> _SHORT EXERCISE_: Copy out the listing below verbatim, from the line containing "y-tick-label: 6.000,00: [43, 192, 97, 207]" through the line containing "y-tick-label: 4.000,00: [43, 334, 97, 349]", including both of those lines and nothing else.

<<<<

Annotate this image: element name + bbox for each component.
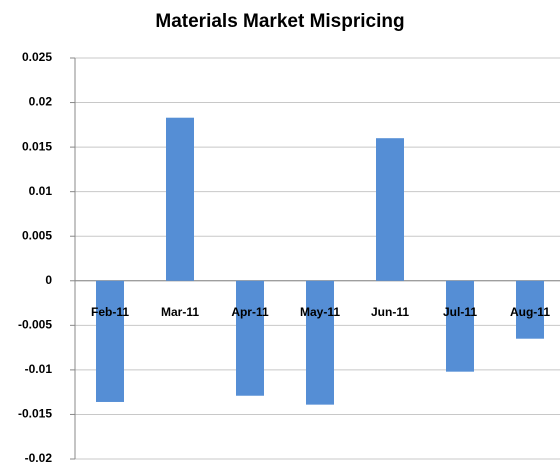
x-tick-label: Aug-11	[510, 305, 550, 319]
bar	[376, 138, 404, 281]
y-tick-label: 0.02	[29, 95, 53, 109]
bar	[96, 280, 124, 402]
x-tick-label: Apr-11	[231, 305, 269, 319]
x-tick-label: Jun-11	[371, 305, 409, 319]
x-tick-label: Jul-11	[443, 305, 477, 319]
bar	[306, 280, 334, 405]
bar	[166, 117, 194, 281]
x-tick-label: May-11	[300, 305, 340, 319]
y-tick-label: -0.01	[25, 362, 53, 376]
bar	[236, 280, 264, 396]
x-tick-label: Mar-11	[161, 305, 199, 319]
y-tick-label: 0.015	[22, 139, 52, 153]
y-tick-label: -0.005	[18, 318, 52, 332]
chart-title: Materials Market Mispricing	[155, 11, 404, 32]
y-tick-label: 0.01	[29, 184, 53, 198]
x-tick-label: Feb-11	[91, 305, 129, 319]
y-tick-label: -0.02	[25, 451, 53, 463]
bar	[446, 280, 474, 372]
bar	[516, 280, 544, 339]
y-tick-label: 0.005	[22, 228, 52, 242]
y-tick-label: 0.025	[22, 50, 52, 64]
y-tick-label: 0	[45, 273, 52, 287]
y-tick-label: -0.015	[18, 407, 52, 421]
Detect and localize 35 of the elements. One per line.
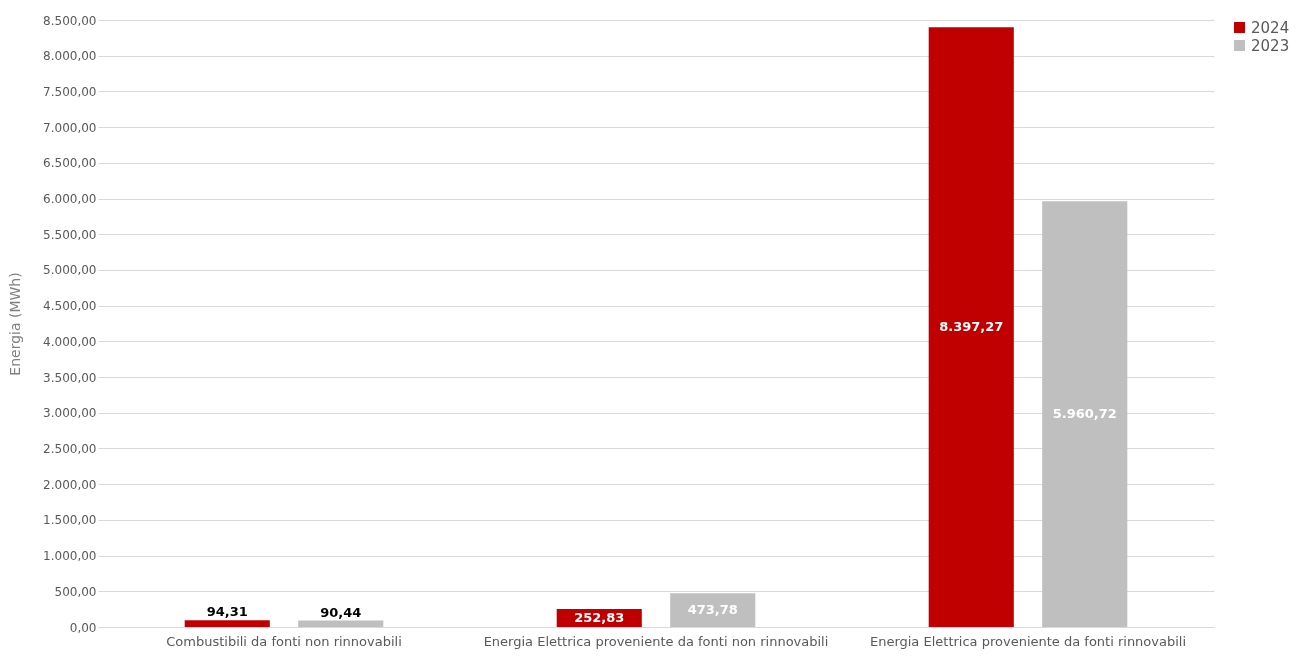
y-tick-label: 6.000,00: [43, 192, 97, 207]
legend-label: 2024: [1251, 18, 1290, 37]
y-tick-label: 4.500,00: [43, 299, 97, 314]
data-label: 252,83: [574, 609, 625, 625]
y-tick-label: 1.000,00: [43, 549, 97, 564]
bar: [670, 593, 756, 627]
y-tick-label: 4.000,00: [43, 334, 97, 349]
x-tick-label: Energia Elettrica proveniente da fonti rinnovabili: [869, 633, 1187, 649]
data-label: 90,44: [320, 604, 362, 620]
data-label: 94,31: [206, 604, 248, 620]
bar: [298, 620, 384, 627]
x-tick-label: Energia Elettrica proveniente da fonti non rinnovabili: [483, 633, 829, 649]
data-label: 8.397,27: [939, 319, 1004, 335]
y-tick-label: 8.000,00: [43, 49, 97, 64]
y-tick-label: 0,00: [69, 620, 97, 635]
legend-label: 2023: [1251, 36, 1290, 55]
y-tick-label: 5.500,00: [43, 227, 97, 242]
y-axis-title: Energia (MWh): [7, 272, 24, 376]
y-tick-label: 500,00: [54, 584, 97, 599]
x-tick-label: Combustibili da fonti non rinnovabili: [166, 633, 402, 649]
bar: [1042, 201, 1128, 627]
y-tick-label: 1.500,00: [43, 513, 97, 528]
y-tick-label: 7.500,00: [43, 84, 97, 99]
y-tick-label: 7.000,00: [43, 120, 97, 135]
data-label: 473,78: [687, 602, 738, 618]
y-tick-label: 2.000,00: [43, 477, 97, 492]
data-label: 5.960,72: [1052, 406, 1117, 422]
y-tick-label: 6.500,00: [43, 156, 97, 171]
bar: [184, 620, 270, 627]
y-tick-label: 5.000,00: [43, 263, 97, 278]
y-tick-label: 3.000,00: [43, 406, 97, 421]
y-tick-label: 8.500,00: [43, 13, 97, 28]
y-tick-label: 2.500,00: [43, 441, 97, 456]
bar: [928, 27, 1014, 627]
y-tick-label: 3.500,00: [43, 370, 97, 385]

>>>>

> _RESULT FOR THIS EXERCISE_:
y-tick-label: 6.000,00: [43, 192, 97, 207]
legend-label: 2024: [1251, 18, 1290, 37]
y-tick-label: 4.500,00: [43, 299, 97, 314]
data-label: 252,83: [574, 609, 625, 625]
y-tick-label: 1.000,00: [43, 549, 97, 564]
bar: [670, 593, 756, 627]
y-tick-label: 4.000,00: [43, 334, 97, 349]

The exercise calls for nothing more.